Take the line containing "Extract the structured" and all lines after it to the end of the records, and output them exactly.

════════

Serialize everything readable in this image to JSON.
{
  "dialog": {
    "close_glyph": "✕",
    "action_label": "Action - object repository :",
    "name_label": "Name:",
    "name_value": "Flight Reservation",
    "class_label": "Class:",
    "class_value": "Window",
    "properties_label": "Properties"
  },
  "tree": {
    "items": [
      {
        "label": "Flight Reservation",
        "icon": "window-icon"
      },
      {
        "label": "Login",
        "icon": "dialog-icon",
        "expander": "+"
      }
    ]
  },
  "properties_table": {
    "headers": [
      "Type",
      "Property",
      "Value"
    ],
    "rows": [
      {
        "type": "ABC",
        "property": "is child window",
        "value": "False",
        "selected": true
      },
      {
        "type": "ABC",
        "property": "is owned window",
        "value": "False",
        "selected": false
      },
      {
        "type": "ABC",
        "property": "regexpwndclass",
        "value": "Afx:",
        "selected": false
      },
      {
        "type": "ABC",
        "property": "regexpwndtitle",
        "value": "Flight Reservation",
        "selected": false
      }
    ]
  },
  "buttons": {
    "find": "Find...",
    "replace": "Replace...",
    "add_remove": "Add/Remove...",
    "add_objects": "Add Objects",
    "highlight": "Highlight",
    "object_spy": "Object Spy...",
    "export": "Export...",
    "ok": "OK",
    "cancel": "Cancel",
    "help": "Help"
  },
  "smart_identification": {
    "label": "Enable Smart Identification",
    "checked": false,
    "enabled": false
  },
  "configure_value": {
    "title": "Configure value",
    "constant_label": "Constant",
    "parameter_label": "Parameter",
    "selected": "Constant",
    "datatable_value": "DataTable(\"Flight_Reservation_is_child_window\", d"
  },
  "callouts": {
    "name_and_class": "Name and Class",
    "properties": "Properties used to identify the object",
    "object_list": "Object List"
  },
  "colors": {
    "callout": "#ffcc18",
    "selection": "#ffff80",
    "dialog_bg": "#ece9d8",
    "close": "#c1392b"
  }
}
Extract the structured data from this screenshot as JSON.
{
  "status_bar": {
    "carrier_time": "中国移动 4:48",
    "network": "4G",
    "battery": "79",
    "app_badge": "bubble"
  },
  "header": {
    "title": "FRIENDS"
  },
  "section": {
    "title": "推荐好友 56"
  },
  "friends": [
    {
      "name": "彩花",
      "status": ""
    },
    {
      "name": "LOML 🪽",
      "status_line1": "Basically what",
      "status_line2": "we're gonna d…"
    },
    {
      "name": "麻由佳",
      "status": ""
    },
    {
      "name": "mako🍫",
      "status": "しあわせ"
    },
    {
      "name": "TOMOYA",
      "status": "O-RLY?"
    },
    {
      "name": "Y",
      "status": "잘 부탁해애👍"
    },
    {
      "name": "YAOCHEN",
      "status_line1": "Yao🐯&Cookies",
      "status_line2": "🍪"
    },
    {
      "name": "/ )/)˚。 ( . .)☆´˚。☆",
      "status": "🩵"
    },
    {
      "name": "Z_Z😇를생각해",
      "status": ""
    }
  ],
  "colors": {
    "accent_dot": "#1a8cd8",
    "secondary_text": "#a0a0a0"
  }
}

════════

## Solution to this problem
Extract the structured data from this screenshot as JSON.
{
  "status_bar": {
    "carrier_time": "中国移动 4:48",
    "network": "4G",
    "battery": "79",
    "app_badge": "bubble"
  },
  "header": {
    "title": "FRIENDS"
  },
  "section": {
    "title": "推荐好友 56"
  },
  "friends": [
    {
      "name": "彩花",
      "status": ""
    },
    {
      "name": "LOML 🪽",
      "status_line1": "Basically what",
      "status_line2": "we're gonna d…"
    },
    {
      "name": "麻由佳",
      "status": ""
    },
    {
      "name": "mako🍫",
      "status": "しあわせ"
    },
    {
      "name": "TOMOYA",
      "status": "O-RLY?"
    },
    {
      "name": "Y",
      "status": "잘 부탁해애👍"
    },
    {
      "name": "YAOCHEN",
      "status_line1": "Yao🐯&Cookies",
      "status_line2": "🍪"
    },
    {
      "name": "/ )/)˚。 ( . .)☆´˚。☆",
      "status": "🩵"
    },
    {
      "name": "Z_Z😇를생각해",
      "status": ""
    }
  ],
  "colors": {
    "accent_dot": "#1a8cd8",
    "secondary_text": "#a0a0a0"
  }
}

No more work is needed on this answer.